Saved data entries
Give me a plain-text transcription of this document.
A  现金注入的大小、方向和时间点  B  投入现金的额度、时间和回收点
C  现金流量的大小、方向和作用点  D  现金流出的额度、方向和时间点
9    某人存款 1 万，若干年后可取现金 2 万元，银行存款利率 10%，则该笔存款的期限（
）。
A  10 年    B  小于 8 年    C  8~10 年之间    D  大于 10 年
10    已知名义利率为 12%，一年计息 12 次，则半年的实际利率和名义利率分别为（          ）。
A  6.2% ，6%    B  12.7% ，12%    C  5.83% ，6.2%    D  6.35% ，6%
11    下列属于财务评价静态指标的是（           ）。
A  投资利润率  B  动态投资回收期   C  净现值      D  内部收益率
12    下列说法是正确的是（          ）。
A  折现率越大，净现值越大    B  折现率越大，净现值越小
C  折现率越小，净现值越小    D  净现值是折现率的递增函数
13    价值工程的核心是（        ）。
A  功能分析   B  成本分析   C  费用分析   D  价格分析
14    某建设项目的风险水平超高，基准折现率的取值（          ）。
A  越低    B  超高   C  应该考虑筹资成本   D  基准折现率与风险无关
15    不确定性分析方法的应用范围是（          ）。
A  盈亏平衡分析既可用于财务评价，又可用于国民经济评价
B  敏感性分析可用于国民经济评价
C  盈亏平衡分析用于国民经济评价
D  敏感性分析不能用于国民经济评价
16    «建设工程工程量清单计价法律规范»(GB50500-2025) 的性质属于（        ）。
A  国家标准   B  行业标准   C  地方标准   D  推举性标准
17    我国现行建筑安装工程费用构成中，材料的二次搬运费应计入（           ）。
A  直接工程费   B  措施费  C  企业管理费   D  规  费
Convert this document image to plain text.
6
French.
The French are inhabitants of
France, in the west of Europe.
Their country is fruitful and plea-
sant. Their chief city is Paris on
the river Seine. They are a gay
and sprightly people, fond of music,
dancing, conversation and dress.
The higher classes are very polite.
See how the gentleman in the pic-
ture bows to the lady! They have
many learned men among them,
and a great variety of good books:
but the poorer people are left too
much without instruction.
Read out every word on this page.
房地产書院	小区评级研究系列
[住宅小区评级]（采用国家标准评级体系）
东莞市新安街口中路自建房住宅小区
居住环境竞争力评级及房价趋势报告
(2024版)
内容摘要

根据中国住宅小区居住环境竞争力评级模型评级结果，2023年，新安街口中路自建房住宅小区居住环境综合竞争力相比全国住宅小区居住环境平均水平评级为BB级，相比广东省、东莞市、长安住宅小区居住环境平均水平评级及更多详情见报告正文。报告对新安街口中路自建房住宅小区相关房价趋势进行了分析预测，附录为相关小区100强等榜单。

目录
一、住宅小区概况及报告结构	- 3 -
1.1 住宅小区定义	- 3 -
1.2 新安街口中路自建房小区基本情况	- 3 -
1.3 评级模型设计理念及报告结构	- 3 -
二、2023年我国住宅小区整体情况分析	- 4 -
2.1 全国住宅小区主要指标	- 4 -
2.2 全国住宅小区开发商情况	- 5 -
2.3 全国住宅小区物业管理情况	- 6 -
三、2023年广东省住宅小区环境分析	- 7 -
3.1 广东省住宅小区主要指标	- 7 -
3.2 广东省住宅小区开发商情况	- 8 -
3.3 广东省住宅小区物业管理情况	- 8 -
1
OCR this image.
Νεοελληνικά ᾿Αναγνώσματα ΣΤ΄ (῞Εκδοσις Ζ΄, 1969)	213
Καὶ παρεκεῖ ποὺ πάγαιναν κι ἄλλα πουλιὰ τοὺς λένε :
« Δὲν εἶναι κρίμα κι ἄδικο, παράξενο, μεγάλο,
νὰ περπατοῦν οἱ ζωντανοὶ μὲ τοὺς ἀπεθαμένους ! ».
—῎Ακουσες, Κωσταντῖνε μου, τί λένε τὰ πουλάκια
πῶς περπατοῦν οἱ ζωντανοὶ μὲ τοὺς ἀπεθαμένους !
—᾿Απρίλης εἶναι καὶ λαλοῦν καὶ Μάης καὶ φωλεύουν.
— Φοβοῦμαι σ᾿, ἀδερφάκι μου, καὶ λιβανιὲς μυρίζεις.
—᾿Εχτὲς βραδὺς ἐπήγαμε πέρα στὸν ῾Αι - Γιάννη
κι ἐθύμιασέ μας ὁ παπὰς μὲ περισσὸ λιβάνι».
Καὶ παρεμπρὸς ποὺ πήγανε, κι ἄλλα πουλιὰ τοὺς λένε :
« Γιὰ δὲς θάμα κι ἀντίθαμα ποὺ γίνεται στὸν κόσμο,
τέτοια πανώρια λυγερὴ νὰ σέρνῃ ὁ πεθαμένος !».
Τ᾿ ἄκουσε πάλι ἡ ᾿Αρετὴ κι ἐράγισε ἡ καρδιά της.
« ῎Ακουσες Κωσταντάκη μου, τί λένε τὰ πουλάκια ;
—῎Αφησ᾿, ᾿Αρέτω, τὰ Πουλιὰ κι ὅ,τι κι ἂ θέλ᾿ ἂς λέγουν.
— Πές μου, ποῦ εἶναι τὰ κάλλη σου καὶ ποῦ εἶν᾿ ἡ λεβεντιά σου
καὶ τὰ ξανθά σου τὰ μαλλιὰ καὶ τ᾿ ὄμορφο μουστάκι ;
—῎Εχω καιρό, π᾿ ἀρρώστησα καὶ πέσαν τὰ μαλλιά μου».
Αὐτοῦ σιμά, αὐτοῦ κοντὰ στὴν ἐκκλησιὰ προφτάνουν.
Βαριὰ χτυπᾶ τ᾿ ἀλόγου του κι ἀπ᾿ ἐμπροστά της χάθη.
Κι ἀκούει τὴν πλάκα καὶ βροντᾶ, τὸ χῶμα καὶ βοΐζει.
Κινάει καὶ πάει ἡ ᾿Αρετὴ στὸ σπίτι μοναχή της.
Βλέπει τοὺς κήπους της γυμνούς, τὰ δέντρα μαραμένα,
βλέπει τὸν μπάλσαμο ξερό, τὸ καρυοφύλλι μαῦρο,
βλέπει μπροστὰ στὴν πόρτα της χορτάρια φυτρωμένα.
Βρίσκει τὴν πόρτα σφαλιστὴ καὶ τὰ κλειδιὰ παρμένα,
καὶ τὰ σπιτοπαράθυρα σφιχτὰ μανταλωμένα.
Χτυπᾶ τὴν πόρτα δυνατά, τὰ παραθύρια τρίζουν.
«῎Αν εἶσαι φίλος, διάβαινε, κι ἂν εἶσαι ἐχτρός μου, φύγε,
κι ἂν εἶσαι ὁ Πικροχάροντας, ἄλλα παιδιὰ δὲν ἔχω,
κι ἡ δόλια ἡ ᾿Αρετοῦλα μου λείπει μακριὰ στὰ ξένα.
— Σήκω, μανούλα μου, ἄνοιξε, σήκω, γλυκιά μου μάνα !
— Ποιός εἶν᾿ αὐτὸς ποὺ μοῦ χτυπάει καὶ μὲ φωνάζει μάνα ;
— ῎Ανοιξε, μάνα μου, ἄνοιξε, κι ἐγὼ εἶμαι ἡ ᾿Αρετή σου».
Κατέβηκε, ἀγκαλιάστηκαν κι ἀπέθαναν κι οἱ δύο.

Description of the task:
Retype every record above exactly as written.

Task response:
Give me a plain-text transcription of this document.
A  现金注入的大小、方向和时间点  B  投入现金的额度、时间和回收点
C  现金流量的大小、方向和作用点  D  现金流出的额度、方向和时间点
9    某人存款 1 万，若干年后可取现金 2 万元，银行存款利率 10%，则该笔存款的期限（
）。
A  10 年    B  小于 8 年    C  8~10 年之间    D  大于 10 年
10    已知名义利率为 12%，一年计息 12 次，则半年的实际利率和名义利率分别为（          ）。
A  6.2% ，6%    B  12.7% ，12%    C  5.83% ，6.2%    D  6.35% ，6%
11    下列属于财务评价静态指标的是（           ）。
A  投资利润率  B  动态投资回收期   C  净现值      D  内部收益率
12    下列说法是正确的是（          ）。
A  折现率越大，净现值越大    B  折现率越大，净现值越小
C  折现率越小，净现值越小    D  净现值是折现率的递增函数
13    价值工程的核心是（        ）。
A  功能分析   B  成本分析   C  费用分析   D  价格分析
14    某建设项目的风险水平超高，基准折现率的取值（          ）。
A  越低    B  超高   C  应该考虑筹资成本   D  基准折现率与风险无关
15    不确定性分析方法的应用范围是（          ）。
A  盈亏平衡分析既可用于财务评价，又可用于国民经济评价
B  敏感性分析可用于国民经济评价
C  盈亏平衡分析用于国民经济评价
D  敏感性分析不能用于国民经济评价
16    «建设工程工程量清单计价法律规范»(GB50500-2025) 的性质属于（        ）。
A  国家标准   B  行业标准   C  地方标准   D  推举性标准
17    我国现行建筑安装工程费用构成中，材料的二次搬运费应计入（           ）。
A  直接工程费   B  措施费  C  企业管理费   D  规  费
Convert this document image to plain text.
6
French.
The French are inhabitants of
France, in the west of Europe.
Their country is fruitful and plea-
sant. Their chief city is Paris on
the river Seine. They are a gay
and sprightly people, fond of music,
dancing, conversation and dress.
The higher classes are very polite.
See how the gentleman in the pic-
ture bows to the lady! They have
many learned men among them,
and a great variety of good books:
but the poorer people are left too
much without instruction.
Read out every word on this page.
房地产書院	小区评级研究系列
[住宅小区评级]（采用国家标准评级体系）
东莞市新安街口中路自建房住宅小区
居住环境竞争力评级及房价趋势报告
(2024版)
内容摘要

根据中国住宅小区居住环境竞争力评级模型评级结果，2023年，新安街口中路自建房住宅小区居住环境综合竞争力相比全国住宅小区居住环境平均水平评级为BB级，相比广东省、东莞市、长安住宅小区居住环境平均水平评级及更多详情见报告正文。报告对新安街口中路自建房住宅小区相关房价趋势进行了分析预测，附录为相关小区100强等榜单。

目录
一、住宅小区概况及报告结构	- 3 -
1.1 住宅小区定义	- 3 -
1.2 新安街口中路自建房小区基本情况	- 3 -
1.3 评级模型设计理念及报告结构	- 3 -
二、2023年我国住宅小区整体情况分析	- 4 -
2.1 全国住宅小区主要指标	- 4 -
2.2 全国住宅小区开发商情况	- 5 -
2.3 全国住宅小区物业管理情况	- 6 -
三、2023年广东省住宅小区环境分析	- 7 -
3.1 广东省住宅小区主要指标	- 7 -
3.2 广东省住宅小区开发商情况	- 8 -
3.3 广东省住宅小区物业管理情况	- 8 -
1
OCR this image.
Νεοελληνικά ᾿Αναγνώσματα ΣΤ΄ (῞Εκδοσις Ζ΄, 1969)	213
Καὶ παρεκεῖ ποὺ πάγαιναν κι ἄλλα πουλιὰ τοὺς λένε :
« Δὲν εἶναι κρίμα κι ἄδικο, παράξενο, μεγάλο,
νὰ περπατοῦν οἱ ζωντανοὶ μὲ τοὺς ἀπεθαμένους ! ».
—῎Ακουσες, Κωσταντῖνε μου, τί λένε τὰ πουλάκια
πῶς περπατοῦν οἱ ζωντανοὶ μὲ τοὺς ἀπεθαμένους !
—᾿Απρίλης εἶναι καὶ λαλοῦν καὶ Μάης καὶ φωλεύουν.
— Φοβοῦμαι σ᾿, ἀδερφάκι μου, καὶ λιβανιὲς μυρίζεις.
—᾿Εχτὲς βραδὺς ἐπήγαμε πέρα στὸν ῾Αι - Γιάννη
κι ἐθύμιασέ μας ὁ παπὰς μὲ περισσὸ λιβάνι».
Καὶ παρεμπρὸς ποὺ πήγανε, κι ἄλλα πουλιὰ τοὺς λένε :
« Γιὰ δὲς θάμα κι ἀντίθαμα ποὺ γίνεται στὸν κόσμο,
τέτοια πανώρια λυγερὴ νὰ σέρνῃ ὁ πεθαμένος !».
Τ᾿ ἄκουσε πάλι ἡ ᾿Αρετὴ κι ἐράγισε ἡ καρδιά της.
« ῎Ακουσες Κωσταντάκη μου, τί λένε τὰ πουλάκια ;
—῎Αφησ᾿, ᾿Αρέτω, τὰ Πουλιὰ κι ὅ,τι κι ἂ θέλ᾿ ἂς λέγουν.
— Πές μου, ποῦ εἶναι τὰ κάλλη σου καὶ ποῦ εἶν᾿ ἡ λεβεντιά σου
καὶ τὰ ξανθά σου τὰ μαλλιὰ καὶ τ᾿ ὄμορφο μουστάκι ;
—῎Εχω καιρό, π᾿ ἀρρώστησα καὶ πέσαν τὰ μαλλιά μου».
Αὐτοῦ σιμά, αὐτοῦ κοντὰ στὴν ἐκκλησιὰ προφτάνουν.
Βαριὰ χτυπᾶ τ᾿ ἀλόγου του κι ἀπ᾿ ἐμπροστά της χάθη.
Κι ἀκούει τὴν πλάκα καὶ βροντᾶ, τὸ χῶμα καὶ βοΐζει.
Κινάει καὶ πάει ἡ ᾿Αρετὴ στὸ σπίτι μοναχή της.
Βλέπει τοὺς κήπους της γυμνούς, τὰ δέντρα μαραμένα,
βλέπει τὸν μπάλσαμο ξερό, τὸ καρυοφύλλι μαῦρο,
βλέπει μπροστὰ στὴν πόρτα της χορτάρια φυτρωμένα.
Βρίσκει τὴν πόρτα σφαλιστὴ καὶ τὰ κλειδιὰ παρμένα,
καὶ τὰ σπιτοπαράθυρα σφιχτὰ μανταλωμένα.
Χτυπᾶ τὴν πόρτα δυνατά, τὰ παραθύρια τρίζουν.
«῎Αν εἶσαι φίλος, διάβαινε, κι ἂν εἶσαι ἐχτρός μου, φύγε,
κι ἂν εἶσαι ὁ Πικροχάροντας, ἄλλα παιδιὰ δὲν ἔχω,
κι ἡ δόλια ἡ ᾿Αρετοῦλα μου λείπει μακριὰ στὰ ξένα.
— Σήκω, μανούλα μου, ἄνοιξε, σήκω, γλυκιά μου μάνα !
— Ποιός εἶν᾿ αὐτὸς ποὺ μοῦ χτυπάει καὶ μὲ φωνάζει μάνα ;
— ῎Ανοιξε, μάνα μου, ἄνοιξε, κι ἐγὼ εἶμαι ἡ ᾿Αρετή σου».
Κατέβηκε, ἀγκαλιάστηκαν κι ἀπέθαναν κι οἱ δύο.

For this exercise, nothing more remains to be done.